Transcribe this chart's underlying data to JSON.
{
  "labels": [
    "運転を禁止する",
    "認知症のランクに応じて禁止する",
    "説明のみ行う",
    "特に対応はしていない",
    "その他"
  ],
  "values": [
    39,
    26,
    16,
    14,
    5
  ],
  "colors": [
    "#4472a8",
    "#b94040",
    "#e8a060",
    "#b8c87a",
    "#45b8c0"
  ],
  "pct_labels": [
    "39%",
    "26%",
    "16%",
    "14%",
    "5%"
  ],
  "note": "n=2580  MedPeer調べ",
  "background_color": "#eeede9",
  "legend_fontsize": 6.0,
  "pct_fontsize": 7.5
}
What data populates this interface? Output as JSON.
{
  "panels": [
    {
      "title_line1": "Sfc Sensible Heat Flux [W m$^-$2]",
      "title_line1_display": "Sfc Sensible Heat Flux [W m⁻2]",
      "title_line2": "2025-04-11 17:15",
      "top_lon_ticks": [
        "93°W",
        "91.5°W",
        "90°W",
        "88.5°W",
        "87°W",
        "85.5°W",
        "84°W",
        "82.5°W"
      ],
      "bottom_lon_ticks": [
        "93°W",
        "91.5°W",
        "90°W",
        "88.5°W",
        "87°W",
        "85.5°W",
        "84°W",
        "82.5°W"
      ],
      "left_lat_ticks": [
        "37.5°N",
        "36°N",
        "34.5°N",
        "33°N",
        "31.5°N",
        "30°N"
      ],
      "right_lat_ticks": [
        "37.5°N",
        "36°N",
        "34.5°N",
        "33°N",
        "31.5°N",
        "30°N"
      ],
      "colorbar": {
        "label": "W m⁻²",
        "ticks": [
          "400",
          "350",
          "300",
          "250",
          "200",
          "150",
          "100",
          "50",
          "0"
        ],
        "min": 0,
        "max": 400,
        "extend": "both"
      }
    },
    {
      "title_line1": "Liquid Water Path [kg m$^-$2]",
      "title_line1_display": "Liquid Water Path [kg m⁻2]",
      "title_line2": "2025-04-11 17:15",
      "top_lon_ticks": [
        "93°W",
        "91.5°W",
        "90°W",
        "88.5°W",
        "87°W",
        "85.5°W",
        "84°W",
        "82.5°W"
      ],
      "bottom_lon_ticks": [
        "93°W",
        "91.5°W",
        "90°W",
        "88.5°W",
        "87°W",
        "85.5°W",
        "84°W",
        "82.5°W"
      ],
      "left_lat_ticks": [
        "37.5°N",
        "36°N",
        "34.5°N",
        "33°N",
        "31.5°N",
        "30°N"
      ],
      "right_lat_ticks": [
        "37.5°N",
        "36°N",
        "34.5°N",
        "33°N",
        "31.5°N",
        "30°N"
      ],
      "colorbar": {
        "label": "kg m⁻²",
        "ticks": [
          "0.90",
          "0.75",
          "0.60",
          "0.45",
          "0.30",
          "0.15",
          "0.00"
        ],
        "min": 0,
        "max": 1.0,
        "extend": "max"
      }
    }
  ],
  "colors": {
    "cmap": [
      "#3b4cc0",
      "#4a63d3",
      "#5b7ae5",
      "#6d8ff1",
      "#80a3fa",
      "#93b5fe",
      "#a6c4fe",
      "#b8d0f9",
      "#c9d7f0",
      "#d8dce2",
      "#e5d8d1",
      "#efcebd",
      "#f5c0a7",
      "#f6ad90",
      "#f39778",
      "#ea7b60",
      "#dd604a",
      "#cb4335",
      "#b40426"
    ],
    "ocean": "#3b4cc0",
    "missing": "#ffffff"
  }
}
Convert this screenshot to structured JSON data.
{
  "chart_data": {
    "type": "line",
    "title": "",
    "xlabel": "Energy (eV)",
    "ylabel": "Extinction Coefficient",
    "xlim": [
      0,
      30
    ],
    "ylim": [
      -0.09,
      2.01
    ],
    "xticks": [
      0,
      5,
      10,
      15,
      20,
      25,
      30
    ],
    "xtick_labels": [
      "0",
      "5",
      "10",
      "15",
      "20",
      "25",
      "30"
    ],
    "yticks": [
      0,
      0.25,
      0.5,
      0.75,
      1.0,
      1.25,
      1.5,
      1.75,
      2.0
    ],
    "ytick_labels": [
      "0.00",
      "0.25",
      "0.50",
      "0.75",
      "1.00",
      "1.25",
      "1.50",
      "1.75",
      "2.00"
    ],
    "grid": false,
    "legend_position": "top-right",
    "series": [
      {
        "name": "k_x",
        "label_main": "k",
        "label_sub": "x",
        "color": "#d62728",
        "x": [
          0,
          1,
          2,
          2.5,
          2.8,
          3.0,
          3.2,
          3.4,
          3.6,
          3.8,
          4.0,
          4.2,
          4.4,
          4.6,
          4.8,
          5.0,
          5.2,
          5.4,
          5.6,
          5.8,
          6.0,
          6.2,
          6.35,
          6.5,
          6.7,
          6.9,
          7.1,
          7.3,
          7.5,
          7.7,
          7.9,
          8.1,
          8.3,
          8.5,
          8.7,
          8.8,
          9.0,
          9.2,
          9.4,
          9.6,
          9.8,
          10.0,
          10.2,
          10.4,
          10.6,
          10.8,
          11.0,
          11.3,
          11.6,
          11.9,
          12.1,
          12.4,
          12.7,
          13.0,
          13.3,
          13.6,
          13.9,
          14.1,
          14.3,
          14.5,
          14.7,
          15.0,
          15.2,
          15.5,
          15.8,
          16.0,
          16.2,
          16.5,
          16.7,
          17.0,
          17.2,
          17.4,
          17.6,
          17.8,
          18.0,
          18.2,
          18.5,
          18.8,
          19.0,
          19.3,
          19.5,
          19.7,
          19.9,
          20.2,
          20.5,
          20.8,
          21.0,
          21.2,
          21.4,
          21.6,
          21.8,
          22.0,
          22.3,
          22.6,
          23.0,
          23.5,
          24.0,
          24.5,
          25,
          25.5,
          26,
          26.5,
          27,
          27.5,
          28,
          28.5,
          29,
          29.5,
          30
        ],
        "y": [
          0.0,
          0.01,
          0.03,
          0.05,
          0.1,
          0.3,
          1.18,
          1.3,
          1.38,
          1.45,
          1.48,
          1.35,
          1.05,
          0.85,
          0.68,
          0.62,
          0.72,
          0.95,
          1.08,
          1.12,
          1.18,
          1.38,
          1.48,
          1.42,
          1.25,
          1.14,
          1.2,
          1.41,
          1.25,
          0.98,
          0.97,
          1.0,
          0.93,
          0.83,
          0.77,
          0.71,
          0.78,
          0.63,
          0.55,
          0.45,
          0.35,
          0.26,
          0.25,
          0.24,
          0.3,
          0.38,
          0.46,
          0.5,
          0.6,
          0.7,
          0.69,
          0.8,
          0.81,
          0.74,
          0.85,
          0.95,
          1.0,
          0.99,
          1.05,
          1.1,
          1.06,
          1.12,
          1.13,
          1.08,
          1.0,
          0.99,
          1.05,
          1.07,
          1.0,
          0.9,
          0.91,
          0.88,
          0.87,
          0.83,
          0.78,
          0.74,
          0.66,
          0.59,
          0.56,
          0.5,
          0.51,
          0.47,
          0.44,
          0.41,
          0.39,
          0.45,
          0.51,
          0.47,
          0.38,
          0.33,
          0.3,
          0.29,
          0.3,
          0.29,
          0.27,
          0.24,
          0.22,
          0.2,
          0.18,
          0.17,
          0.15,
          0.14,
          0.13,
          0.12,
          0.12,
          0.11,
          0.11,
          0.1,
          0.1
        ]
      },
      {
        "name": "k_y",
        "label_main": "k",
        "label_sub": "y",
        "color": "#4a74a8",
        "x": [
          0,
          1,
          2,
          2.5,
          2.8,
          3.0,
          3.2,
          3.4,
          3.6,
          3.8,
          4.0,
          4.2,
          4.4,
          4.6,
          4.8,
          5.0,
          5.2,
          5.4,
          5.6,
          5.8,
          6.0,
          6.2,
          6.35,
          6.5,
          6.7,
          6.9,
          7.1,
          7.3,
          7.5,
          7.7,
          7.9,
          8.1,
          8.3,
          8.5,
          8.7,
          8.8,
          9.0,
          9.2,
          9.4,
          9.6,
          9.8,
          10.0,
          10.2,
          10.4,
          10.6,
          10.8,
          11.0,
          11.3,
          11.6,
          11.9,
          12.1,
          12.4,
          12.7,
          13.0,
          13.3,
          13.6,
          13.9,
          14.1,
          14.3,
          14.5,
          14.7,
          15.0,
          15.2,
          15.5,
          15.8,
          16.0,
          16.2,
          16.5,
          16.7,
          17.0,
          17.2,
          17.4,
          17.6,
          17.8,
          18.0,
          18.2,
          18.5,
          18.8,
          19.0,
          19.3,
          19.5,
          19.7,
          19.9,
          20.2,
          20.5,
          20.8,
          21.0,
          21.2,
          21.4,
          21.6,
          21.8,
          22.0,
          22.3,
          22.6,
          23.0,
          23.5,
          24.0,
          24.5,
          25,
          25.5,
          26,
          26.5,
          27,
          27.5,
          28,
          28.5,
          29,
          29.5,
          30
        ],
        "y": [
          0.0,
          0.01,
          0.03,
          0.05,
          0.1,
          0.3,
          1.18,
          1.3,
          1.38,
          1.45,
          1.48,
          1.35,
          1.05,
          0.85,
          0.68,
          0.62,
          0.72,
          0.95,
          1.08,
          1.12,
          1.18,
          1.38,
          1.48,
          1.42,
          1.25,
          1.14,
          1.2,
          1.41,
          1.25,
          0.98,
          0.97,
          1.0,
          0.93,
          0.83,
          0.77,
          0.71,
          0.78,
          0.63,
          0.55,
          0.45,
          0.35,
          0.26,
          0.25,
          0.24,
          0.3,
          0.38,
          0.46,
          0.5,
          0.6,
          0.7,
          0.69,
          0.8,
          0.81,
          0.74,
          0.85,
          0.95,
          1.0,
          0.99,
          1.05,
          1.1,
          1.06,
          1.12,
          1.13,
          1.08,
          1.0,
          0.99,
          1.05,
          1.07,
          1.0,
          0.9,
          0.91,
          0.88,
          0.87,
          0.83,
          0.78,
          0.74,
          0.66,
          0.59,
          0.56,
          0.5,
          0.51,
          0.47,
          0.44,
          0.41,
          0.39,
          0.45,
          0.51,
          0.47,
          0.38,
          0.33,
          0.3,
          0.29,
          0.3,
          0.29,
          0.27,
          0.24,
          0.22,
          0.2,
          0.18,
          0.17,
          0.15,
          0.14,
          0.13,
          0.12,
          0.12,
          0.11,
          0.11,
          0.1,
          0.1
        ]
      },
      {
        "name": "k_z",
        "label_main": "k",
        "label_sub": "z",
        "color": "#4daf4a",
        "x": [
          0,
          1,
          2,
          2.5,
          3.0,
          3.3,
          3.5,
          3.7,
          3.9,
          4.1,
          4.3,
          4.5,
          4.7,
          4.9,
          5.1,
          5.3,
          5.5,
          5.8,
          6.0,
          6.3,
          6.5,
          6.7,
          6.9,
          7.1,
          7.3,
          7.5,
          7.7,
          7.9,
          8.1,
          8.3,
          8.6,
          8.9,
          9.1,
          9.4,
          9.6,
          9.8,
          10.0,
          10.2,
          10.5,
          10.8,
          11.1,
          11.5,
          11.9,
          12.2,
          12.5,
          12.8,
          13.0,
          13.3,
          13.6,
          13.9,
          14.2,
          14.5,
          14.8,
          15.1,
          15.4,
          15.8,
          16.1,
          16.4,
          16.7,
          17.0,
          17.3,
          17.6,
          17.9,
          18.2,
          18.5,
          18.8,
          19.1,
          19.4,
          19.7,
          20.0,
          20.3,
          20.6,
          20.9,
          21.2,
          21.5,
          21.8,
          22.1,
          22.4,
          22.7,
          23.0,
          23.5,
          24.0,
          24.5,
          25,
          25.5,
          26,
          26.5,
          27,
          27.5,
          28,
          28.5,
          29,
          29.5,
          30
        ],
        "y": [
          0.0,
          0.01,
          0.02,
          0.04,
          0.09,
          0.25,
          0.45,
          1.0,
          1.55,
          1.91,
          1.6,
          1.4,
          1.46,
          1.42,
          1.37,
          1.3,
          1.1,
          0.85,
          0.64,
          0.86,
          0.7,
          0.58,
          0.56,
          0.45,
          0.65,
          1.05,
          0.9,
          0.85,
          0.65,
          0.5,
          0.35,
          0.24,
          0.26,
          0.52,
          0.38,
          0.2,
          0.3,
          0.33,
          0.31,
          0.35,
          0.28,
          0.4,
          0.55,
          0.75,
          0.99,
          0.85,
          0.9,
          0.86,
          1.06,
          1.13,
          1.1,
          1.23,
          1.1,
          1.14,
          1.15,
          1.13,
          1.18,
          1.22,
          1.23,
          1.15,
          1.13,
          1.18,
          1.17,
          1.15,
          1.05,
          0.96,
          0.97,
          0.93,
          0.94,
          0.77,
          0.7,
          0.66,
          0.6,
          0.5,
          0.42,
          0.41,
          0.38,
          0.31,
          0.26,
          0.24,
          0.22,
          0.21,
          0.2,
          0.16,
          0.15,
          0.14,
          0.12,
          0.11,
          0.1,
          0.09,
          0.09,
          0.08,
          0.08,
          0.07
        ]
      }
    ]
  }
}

- Request -
List each line holding the string "Flux".

- Exercise answer -
      "title_line1": "Sfc Sensible Heat Flux [W m$^-$2]",
      "title_line1_display": "Sfc Sensible Heat Flux [W m⁻2]",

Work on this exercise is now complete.